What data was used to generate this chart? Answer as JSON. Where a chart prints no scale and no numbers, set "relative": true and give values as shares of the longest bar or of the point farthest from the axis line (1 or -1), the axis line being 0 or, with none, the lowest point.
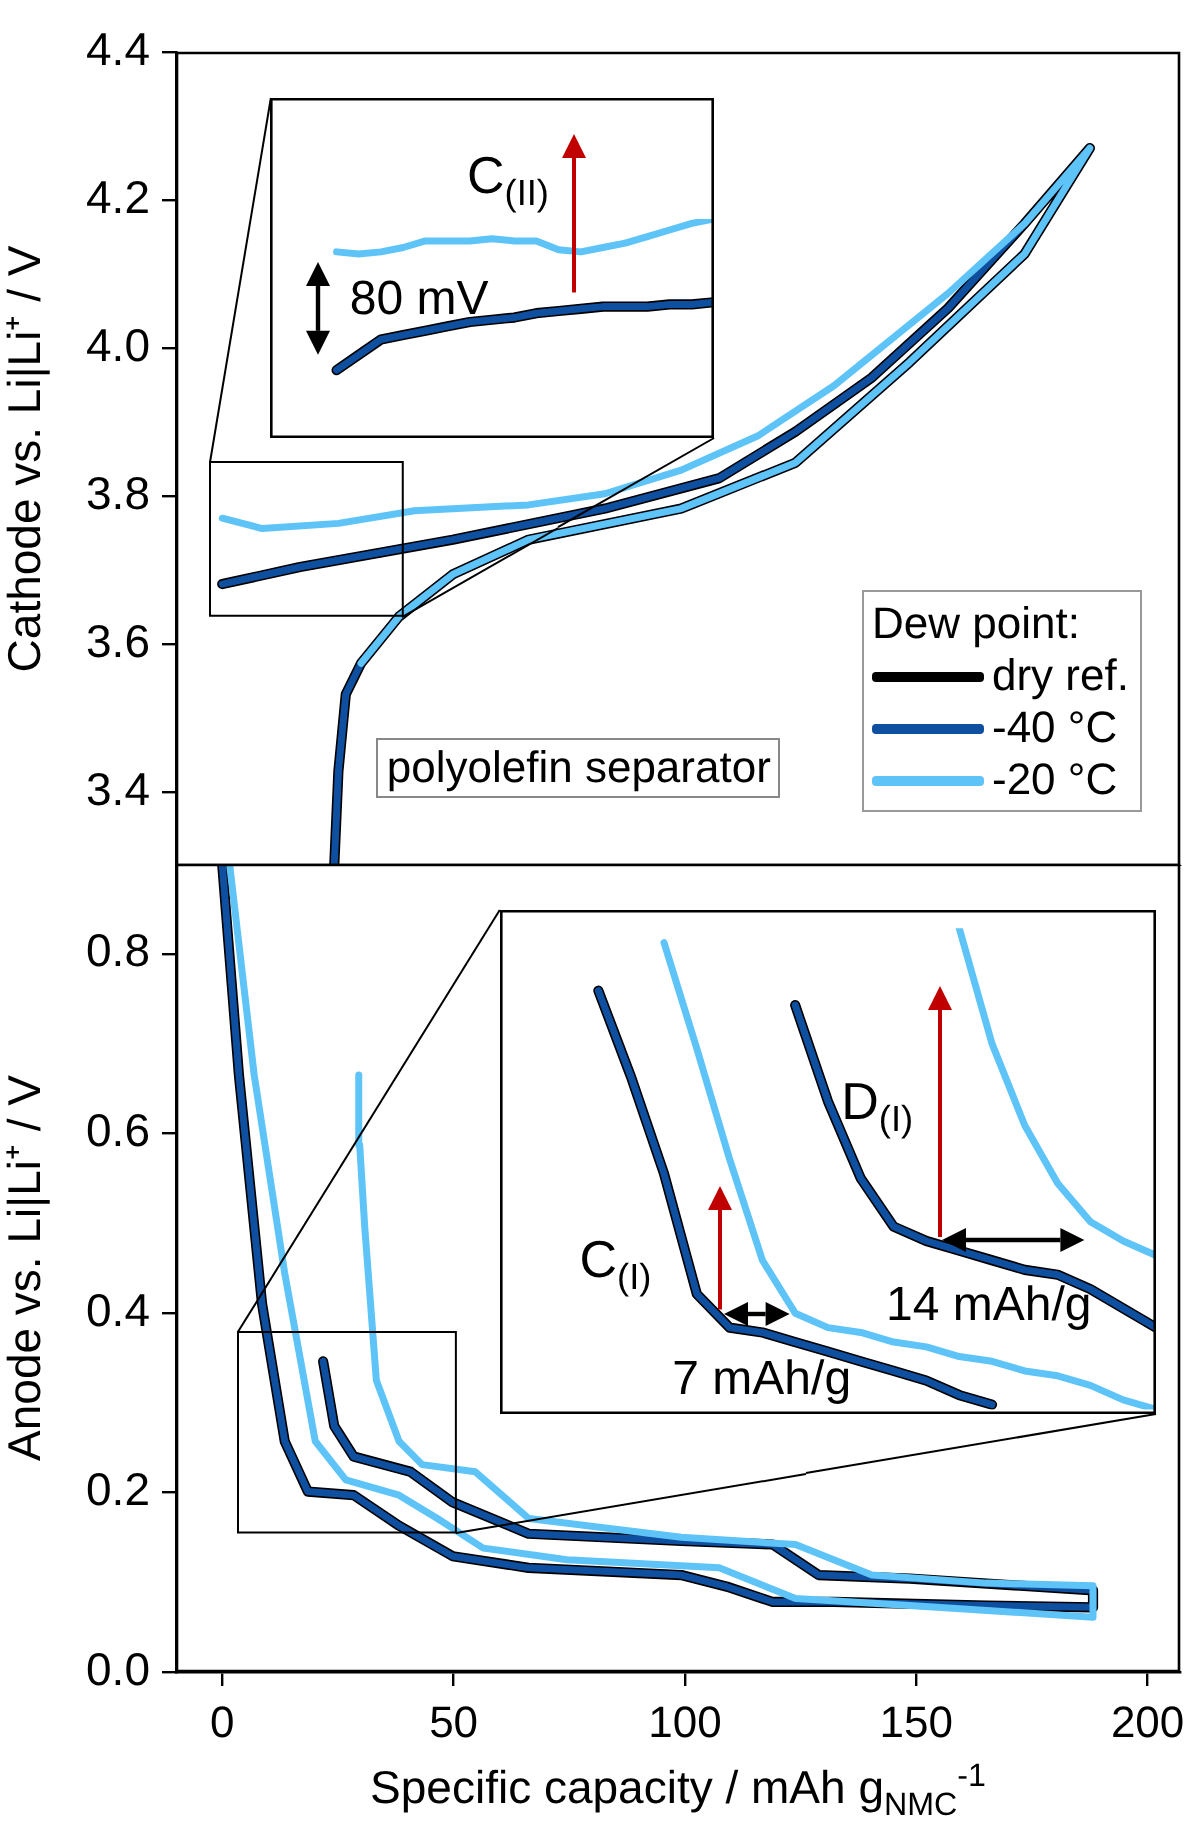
{
  "chart_data": [
    {
      "type": "line",
      "ylabel": "Cathode vs. Li|Li⁺ / V",
      "xlim": [
        -10,
        207
      ],
      "xticks": [
        0,
        50,
        100,
        150,
        200
      ],
      "ylim": [
        3.3,
        4.4
      ],
      "yticks": [
        3.4,
        3.6,
        3.8,
        {
          "value": 4,
          "label": "4.0"
        },
        4.2,
        4.4
      ],
      "tick_labels": "y",
      "grid": false,
      "legend": "bottom right",
      "legend_title": "Dew point:",
      "marker": "none",
      "annotations": [
        "polyolefin separator"
      ],
      "series": [
        {
          "name": "dry ref.",
          "color": "#000000",
          "x": [
            0,
            16.8,
            49.8,
            82.7,
            107.4,
            123.9,
            140.4,
            156.9,
            173.4,
            187.5,
            173.4,
            148.6,
            123.9,
            99.2,
            66.2,
            49.8,
            38.2,
            30.0,
            26.7,
            25.1,
            24.2
          ],
          "values": [
            3.681,
            3.704,
            3.741,
            3.783,
            3.824,
            3.887,
            3.96,
            4.054,
            4.168,
            4.27,
            4.127,
            3.981,
            3.845,
            3.783,
            3.741,
            3.694,
            3.637,
            3.574,
            3.532,
            3.428,
            3.3
          ]
        },
        {
          "name": "-40 °C",
          "color": "#0f4fa0",
          "x": [
            0,
            16.8,
            49.8,
            82.7,
            107.4,
            123.9,
            140.4,
            156.9,
            173.4,
            187.5,
            173.4,
            148.6,
            123.9,
            99.2,
            66.2,
            49.8,
            38.2,
            30.0,
            26.7,
            25.1,
            24.2
          ],
          "values": [
            3.681,
            3.704,
            3.741,
            3.783,
            3.824,
            3.887,
            3.96,
            4.054,
            4.168,
            4.27,
            4.127,
            3.981,
            3.845,
            3.783,
            3.741,
            3.694,
            3.637,
            3.574,
            3.532,
            3.428,
            3.3
          ]
        },
        {
          "name": "-20 °C",
          "color": "#5ec3f7",
          "x": [
            0,
            8.6,
            25.1,
            41.5,
            66.2,
            82.7,
            99.2,
            115.7,
            132.2,
            156.9,
            173.4,
            187.5,
            173.4,
            148.6,
            123.9,
            99.2,
            66.2,
            49.8,
            38.2,
            30.0
          ],
          "values": [
            3.77,
            3.756,
            3.763,
            3.78,
            3.788,
            3.803,
            3.835,
            3.881,
            3.949,
            4.074,
            4.168,
            4.27,
            4.127,
            3.981,
            3.845,
            3.783,
            3.741,
            3.694,
            3.637,
            3.574
          ]
        }
      ]
    },
    {
      "type": "line",
      "relative": true,
      "tick_labels": false,
      "marker": "none",
      "annotations": [
        "C$_{(II)}$",
        "80 mV"
      ],
      "categories": [
        null,
        null,
        null,
        null,
        null,
        null,
        null,
        null,
        null,
        null,
        null,
        null,
        null,
        null,
        null,
        null,
        null,
        null,
        null,
        null,
        null
      ],
      "series": [
        {
          "color": "#000000",
          "values": [
            null,
            null,
            null,
            0.31,
            0.38,
            0.45,
            0.47,
            0.49,
            0.51,
            0.53,
            0.54,
            0.55,
            0.57,
            0.58,
            0.59,
            0.6,
            0.6,
            0.6,
            0.61,
            0.61,
            0.62
          ]
        },
        {
          "color": "#0f4fa0",
          "values": [
            null,
            null,
            null,
            0.31,
            0.38,
            0.45,
            0.47,
            0.49,
            0.51,
            0.53,
            0.54,
            0.55,
            0.57,
            0.58,
            0.59,
            0.6,
            0.6,
            0.6,
            0.61,
            0.61,
            0.62
          ]
        },
        {
          "color": "#5ec3f7",
          "values": [
            null,
            null,
            null,
            0.85,
            0.84,
            0.85,
            0.87,
            0.9,
            0.9,
            0.9,
            0.91,
            0.9,
            0.9,
            0.86,
            0.85,
            0.87,
            0.89,
            0.92,
            0.95,
            0.98,
            1
          ]
        }
      ]
    },
    {
      "type": "line",
      "ylabel": "Anode vs. Li|Li⁺ / V",
      "xlabel": "Specific capacity / mAh g$_{NMC}$$^{-1}$",
      "xlim": [
        -10,
        207
      ],
      "xticks": [
        0,
        50,
        100,
        150,
        200
      ],
      "ylim": [
        0,
        0.9
      ],
      "yticks": [
        {
          "value": 0,
          "label": "0.0"
        },
        0.2,
        0.4,
        0.6,
        0.8
      ],
      "grid": false,
      "marker": "none",
      "series": [
        {
          "color": "#000000",
          "x": [
            0,
            3.6,
            8.6,
            13.5,
            18.5,
            28.4,
            38.2,
            49.8,
            66.2,
            99.2,
            109.1,
            119.0,
            132.2,
            165.1,
            188.2,
            188.2,
            148.6,
            128.9,
            119.0,
            99.2,
            66.2,
            49.8,
            40.7,
            28.4,
            24.2,
            21.8
          ],
          "values": [
            0.899,
            0.665,
            0.41,
            0.257,
            0.201,
            0.197,
            0.163,
            0.129,
            0.116,
            0.108,
            0.095,
            0.078,
            0.078,
            0.074,
            0.072,
            0.091,
            0.104,
            0.108,
            0.142,
            0.146,
            0.154,
            0.189,
            0.223,
            0.24,
            0.274,
            0.346
          ]
        },
        {
          "color": "#0f4fa0",
          "x": [
            0,
            3.6,
            8.6,
            13.5,
            18.5,
            28.4,
            38.2,
            49.8,
            66.2,
            99.2,
            109.1,
            119.0,
            132.2,
            165.1,
            188.2,
            188.2,
            148.6,
            128.9,
            119.0,
            99.2,
            66.2,
            49.8,
            40.7,
            28.4,
            24.2,
            21.8
          ],
          "values": [
            0.899,
            0.665,
            0.41,
            0.257,
            0.201,
            0.197,
            0.163,
            0.129,
            0.116,
            0.108,
            0.095,
            0.078,
            0.078,
            0.074,
            0.072,
            0.091,
            0.104,
            0.108,
            0.142,
            0.146,
            0.154,
            0.189,
            0.223,
            0.24,
            0.274,
            0.346
          ]
        },
        {
          "color": "#5ec3f7",
          "x": [
            1.6,
            6.9,
            13.5,
            20.1,
            26.7,
            38.2,
            46.5,
            56.4,
            74.5,
            107.4,
            123.9,
            148.6,
            188.2,
            188.2,
            165.1,
            140.4,
            123.9,
            99.2,
            66.2,
            54.7,
            43.2,
            38.2,
            33.3,
            30.8,
            29.7,
            29.5
          ],
          "values": [
            0.899,
            0.665,
            0.444,
            0.257,
            0.214,
            0.197,
            0.171,
            0.138,
            0.125,
            0.116,
            0.082,
            0.074,
            0.061,
            0.096,
            0.099,
            0.108,
            0.142,
            0.15,
            0.171,
            0.223,
            0.231,
            0.257,
            0.325,
            0.495,
            0.587,
            0.665
          ]
        }
      ]
    },
    {
      "type": "line",
      "relative": true,
      "tick_labels": false,
      "marker": "none",
      "annotations": [
        "C$_{(I)}$",
        "D$_{(I)}$",
        "7 mAh/g",
        "14 mAh/g"
      ],
      "categories": [
        null,
        null,
        null,
        null,
        null,
        null,
        null,
        null,
        null,
        null,
        null,
        null,
        null,
        null,
        null,
        null,
        null,
        null,
        null,
        null,
        null
      ],
      "series": [
        {
          "color": "#000000",
          "values": [
            null,
            null,
            null,
            0.87,
            0.69,
            0.49,
            0.24,
            0.17,
            0.16,
            0.14,
            0.12,
            0.1,
            0.08,
            0.06,
            0.03,
            0.01,
            null,
            null,
            null,
            null,
            null
          ]
        },
        {
          "color": "#000000",
          "values": [
            null,
            null,
            null,
            null,
            null,
            null,
            null,
            null,
            null,
            0.84,
            0.64,
            0.48,
            0.38,
            0.35,
            0.33,
            0.31,
            0.29,
            0.28,
            0.25,
            0.21,
            0.17
          ]
        },
        {
          "color": "#0f4fa0",
          "values": [
            null,
            null,
            null,
            0.87,
            0.69,
            0.49,
            0.24,
            0.17,
            0.16,
            0.14,
            0.12,
            0.1,
            0.08,
            0.06,
            0.03,
            0.01,
            null,
            null,
            null,
            null,
            null
          ]
        },
        {
          "color": "#0f4fa0",
          "values": [
            null,
            null,
            null,
            null,
            null,
            null,
            null,
            null,
            null,
            0.84,
            0.64,
            0.48,
            0.38,
            0.35,
            0.33,
            0.31,
            0.29,
            0.28,
            0.25,
            0.21,
            0.17
          ]
        },
        {
          "color": "#5ec3f7",
          "values": [
            null,
            null,
            null,
            null,
            null,
            0.97,
            0.75,
            0.52,
            0.31,
            0.2,
            0.17,
            0.16,
            0.14,
            0.13,
            0.11,
            0.1,
            0.08,
            0.07,
            0.05,
            0.02,
            0
          ]
        },
        {
          "color": "#5ec3f7",
          "values": [
            null,
            null,
            null,
            null,
            null,
            null,
            null,
            null,
            null,
            null,
            null,
            null,
            null,
            null,
            1,
            0.76,
            0.59,
            0.47,
            0.39,
            0.35,
            0.32
          ]
        }
      ]
    }
  ]
}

┄┄┄┄┄┄

WHAT TO WORK ON
Tally up the lines in the records containing the word "point", then give the count and nothing else.

RESULT OF THIS EXERCISE
2